## EXERCISE TASK
Copy each record exactly as it reads, leaving out any pictures it holds.

## DATA SUPPLIED
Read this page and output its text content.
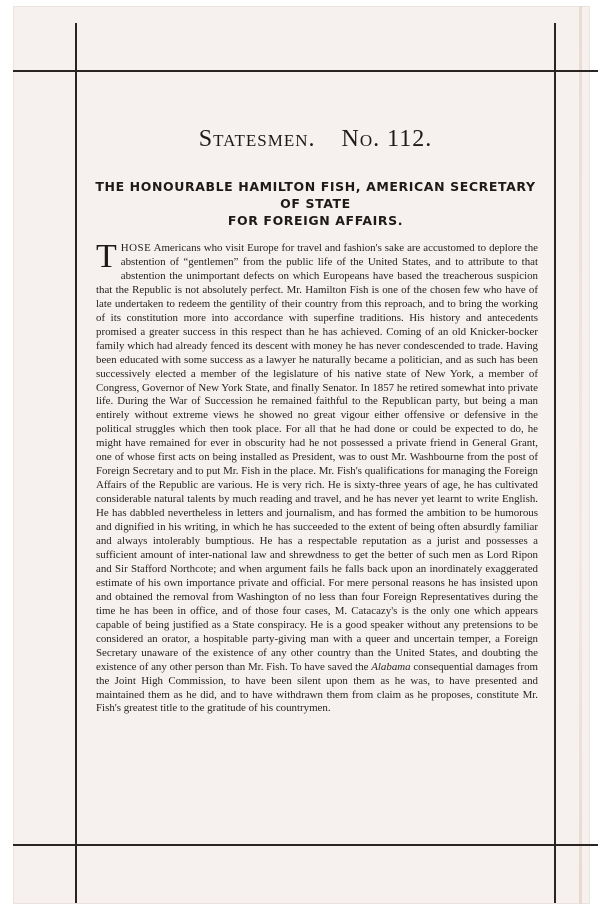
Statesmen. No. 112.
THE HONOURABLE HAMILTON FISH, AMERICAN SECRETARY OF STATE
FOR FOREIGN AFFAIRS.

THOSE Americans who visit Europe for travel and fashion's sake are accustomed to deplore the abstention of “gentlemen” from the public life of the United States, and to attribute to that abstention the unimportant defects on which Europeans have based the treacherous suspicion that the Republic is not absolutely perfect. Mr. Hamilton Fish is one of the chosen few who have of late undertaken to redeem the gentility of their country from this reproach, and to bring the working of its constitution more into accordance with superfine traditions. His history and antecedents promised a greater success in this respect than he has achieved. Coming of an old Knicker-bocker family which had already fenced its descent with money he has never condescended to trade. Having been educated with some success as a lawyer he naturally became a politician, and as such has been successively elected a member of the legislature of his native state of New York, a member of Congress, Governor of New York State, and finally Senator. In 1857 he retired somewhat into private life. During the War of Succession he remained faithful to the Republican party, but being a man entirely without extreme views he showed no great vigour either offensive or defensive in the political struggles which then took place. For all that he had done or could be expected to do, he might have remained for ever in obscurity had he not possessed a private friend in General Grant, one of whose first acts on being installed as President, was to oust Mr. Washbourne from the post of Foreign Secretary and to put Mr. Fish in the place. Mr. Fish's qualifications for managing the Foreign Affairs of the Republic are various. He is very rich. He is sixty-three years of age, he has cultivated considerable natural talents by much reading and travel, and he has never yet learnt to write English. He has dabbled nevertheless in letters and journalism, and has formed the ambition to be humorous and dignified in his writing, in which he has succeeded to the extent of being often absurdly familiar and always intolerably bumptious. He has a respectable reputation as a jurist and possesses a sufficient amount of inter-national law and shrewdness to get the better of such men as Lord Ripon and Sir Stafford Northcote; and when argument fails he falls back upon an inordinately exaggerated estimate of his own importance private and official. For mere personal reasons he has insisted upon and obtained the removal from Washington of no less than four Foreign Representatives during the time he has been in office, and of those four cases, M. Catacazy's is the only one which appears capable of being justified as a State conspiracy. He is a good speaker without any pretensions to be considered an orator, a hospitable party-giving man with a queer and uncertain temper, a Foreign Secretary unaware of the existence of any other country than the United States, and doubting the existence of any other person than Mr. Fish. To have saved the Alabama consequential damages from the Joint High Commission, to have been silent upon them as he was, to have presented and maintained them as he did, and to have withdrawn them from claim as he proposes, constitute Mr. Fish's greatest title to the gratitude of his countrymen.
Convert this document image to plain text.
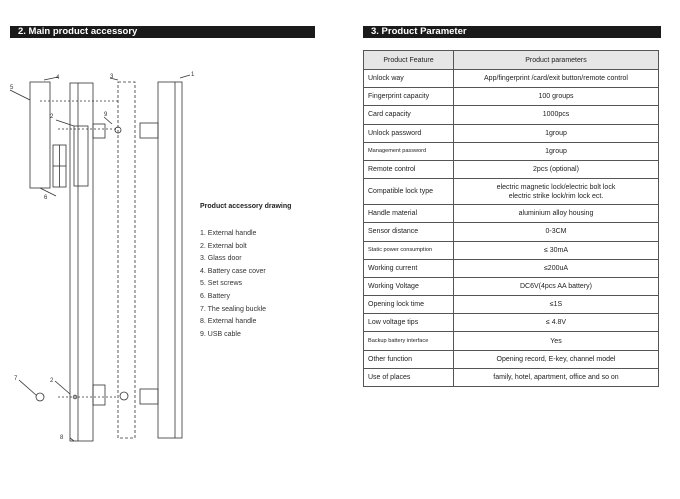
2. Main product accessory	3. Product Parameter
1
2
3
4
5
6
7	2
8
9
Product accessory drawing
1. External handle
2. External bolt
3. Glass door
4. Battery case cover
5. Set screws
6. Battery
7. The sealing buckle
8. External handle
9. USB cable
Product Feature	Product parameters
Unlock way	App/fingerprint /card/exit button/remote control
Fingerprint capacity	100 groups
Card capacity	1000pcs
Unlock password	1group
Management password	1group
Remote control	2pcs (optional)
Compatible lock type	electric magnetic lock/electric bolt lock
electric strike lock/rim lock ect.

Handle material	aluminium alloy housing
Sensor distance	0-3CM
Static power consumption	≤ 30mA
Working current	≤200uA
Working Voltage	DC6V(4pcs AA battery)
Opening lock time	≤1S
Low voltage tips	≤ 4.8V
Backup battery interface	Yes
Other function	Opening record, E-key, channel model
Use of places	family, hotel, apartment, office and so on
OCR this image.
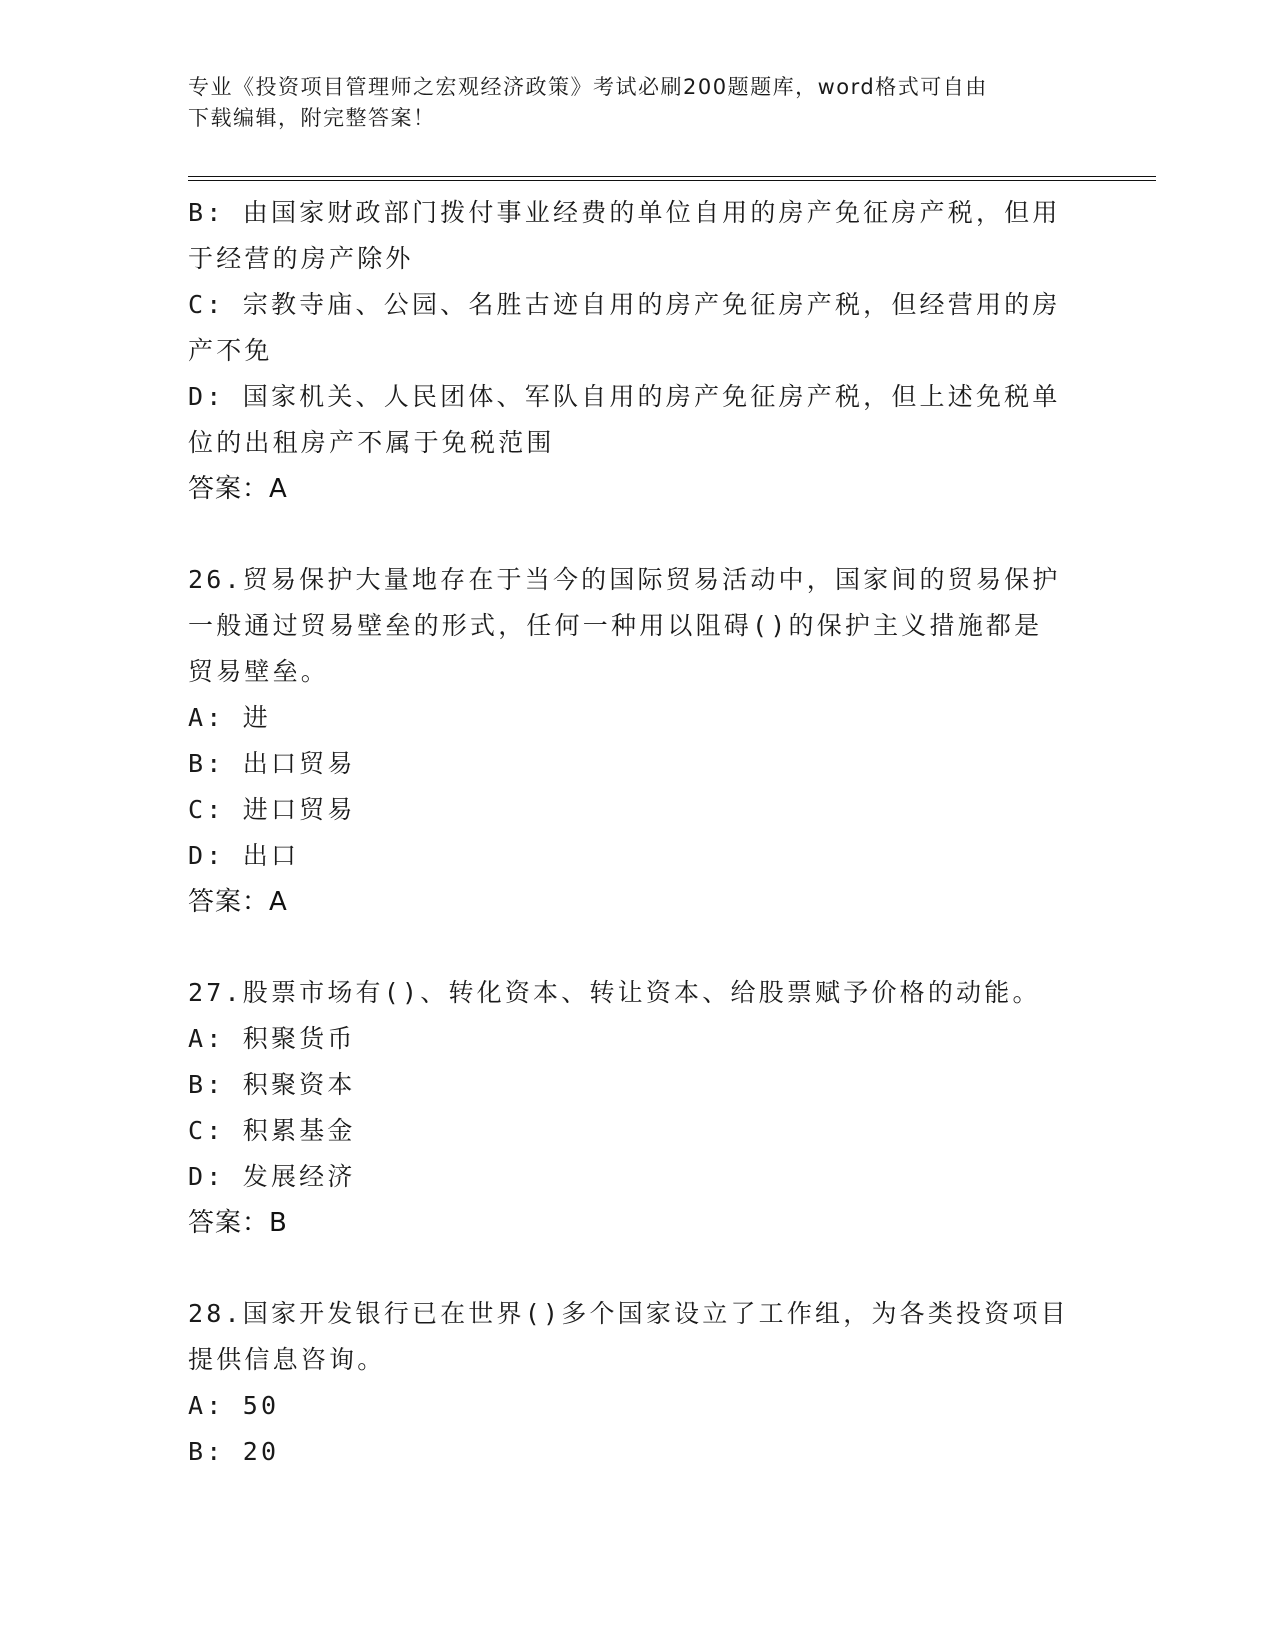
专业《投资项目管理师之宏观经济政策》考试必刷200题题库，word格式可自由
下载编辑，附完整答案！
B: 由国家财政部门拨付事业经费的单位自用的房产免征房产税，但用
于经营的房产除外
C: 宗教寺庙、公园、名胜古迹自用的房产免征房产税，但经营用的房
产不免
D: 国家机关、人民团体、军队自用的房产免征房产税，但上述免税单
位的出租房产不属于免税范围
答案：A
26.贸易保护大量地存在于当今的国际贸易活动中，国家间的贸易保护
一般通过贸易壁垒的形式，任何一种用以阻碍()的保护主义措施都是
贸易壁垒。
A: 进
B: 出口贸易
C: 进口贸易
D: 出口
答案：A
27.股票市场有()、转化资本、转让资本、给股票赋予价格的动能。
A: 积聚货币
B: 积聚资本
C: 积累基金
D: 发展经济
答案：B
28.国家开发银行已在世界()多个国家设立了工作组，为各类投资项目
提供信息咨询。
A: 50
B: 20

## TASK ANSWER
Read this page and output its text content.
Statesmen. No. 112.
THE HONOURABLE HAMILTON FISH, AMERICAN SECRETARY OF STATE
FOR FOREIGN AFFAIRS.

THOSE Americans who visit Europe for travel and fashion's sake are accustomed to deplore the abstention of “gentlemen” from the public life of the United States, and to attribute to that abstention the unimportant defects on which Europeans have based the treacherous suspicion that the Republic is not absolutely perfect. Mr. Hamilton Fish is one of the chosen few who have of late undertaken to redeem the gentility of their country from this reproach, and to bring the working of its constitution more into accordance with superfine traditions. His history and antecedents promised a greater success in this respect than he has achieved. Coming of an old Knicker-bocker family which had already fenced its descent with money he has never condescended to trade. Having been educated with some success as a lawyer he naturally became a politician, and as such has been successively elected a member of the legislature of his native state of New York, a member of Congress, Governor of New York State, and finally Senator. In 1857 he retired somewhat into private life. During the War of Succession he remained faithful to the Republican party, but being a man entirely without extreme views he showed no great vigour either offensive or defensive in the political struggles which then took place. For all that he had done or could be expected to do, he might have remained for ever in obscurity had he not possessed a private friend in General Grant, one of whose first acts on being installed as President, was to oust Mr. Washbourne from the post of Foreign Secretary and to put Mr. Fish in the place. Mr. Fish's qualifications for managing the Foreign Affairs of the Republic are various. He is very rich. He is sixty-three years of age, he has cultivated considerable natural talents by much reading and travel, and he has never yet learnt to write English. He has dabbled nevertheless in letters and journalism, and has formed the ambition to be humorous and dignified in his writing, in which he has succeeded to the extent of being often absurdly familiar and always intolerably bumptious. He has a respectable reputation as a jurist and possesses a sufficient amount of inter-national law and shrewdness to get the better of such men as Lord Ripon and Sir Stafford Northcote; and when argument fails he falls back upon an inordinately exaggerated estimate of his own importance private and official. For mere personal reasons he has insisted upon and obtained the removal from Washington of no less than four Foreign Representatives during the time he has been in office, and of those four cases, M. Catacazy's is the only one which appears capable of being justified as a State conspiracy. He is a good speaker without any pretensions to be considered an orator, a hospitable party-giving man with a queer and uncertain temper, a Foreign Secretary unaware of the existence of any other country than the United States, and doubting the existence of any other person than Mr. Fish. To have saved the Alabama consequential damages from the Joint High Commission, to have been silent upon them as he was, to have presented and maintained them as he did, and to have withdrawn them from claim as he proposes, constitute Mr. Fish's greatest title to the gratitude of his countrymen.
Convert this document image to plain text.
2. Main product accessory	3. Product Parameter
1
2
3
4
5
6
7	2
8
9
Product accessory drawing
1. External handle
2. External bolt
3. Glass door
4. Battery case cover
5. Set screws
6. Battery
7. The sealing buckle
8. External handle
9. USB cable
Product Feature	Product parameters
Unlock way	App/fingerprint /card/exit button/remote control
Fingerprint capacity	100 groups
Card capacity	1000pcs
Unlock password	1group
Management password	1group
Remote control	2pcs (optional)
Compatible lock type	electric magnetic lock/electric bolt lock
electric strike lock/rim lock ect.

Handle material	aluminium alloy housing
Sensor distance	0-3CM
Static power consumption	≤ 30mA
Working current	≤200uA
Working Voltage	DC6V(4pcs AA battery)
Opening lock time	≤1S
Low voltage tips	≤ 4.8V
Backup battery interface	Yes
Other function	Opening record, E-key, channel model
Use of places	family, hotel, apartment, office and so on
OCR this image.
专业《投资项目管理师之宏观经济政策》考试必刷200题题库，word格式可自由
下载编辑，附完整答案！
B: 由国家财政部门拨付事业经费的单位自用的房产免征房产税，但用
于经营的房产除外
C: 宗教寺庙、公园、名胜古迹自用的房产免征房产税，但经营用的房
产不免
D: 国家机关、人民团体、军队自用的房产免征房产税，但上述免税单
位的出租房产不属于免税范围
答案：A
26.贸易保护大量地存在于当今的国际贸易活动中，国家间的贸易保护
一般通过贸易壁垒的形式，任何一种用以阻碍()的保护主义措施都是
贸易壁垒。
A: 进
B: 出口贸易
C: 进口贸易
D: 出口
答案：A
27.股票市场有()、转化资本、转让资本、给股票赋予价格的动能。
A: 积聚货币
B: 积聚资本
C: 积累基金
D: 发展经济
答案：B
28.国家开发银行已在世界()多个国家设立了工作组，为各类投资项目
提供信息咨询。
A: 50
B: 20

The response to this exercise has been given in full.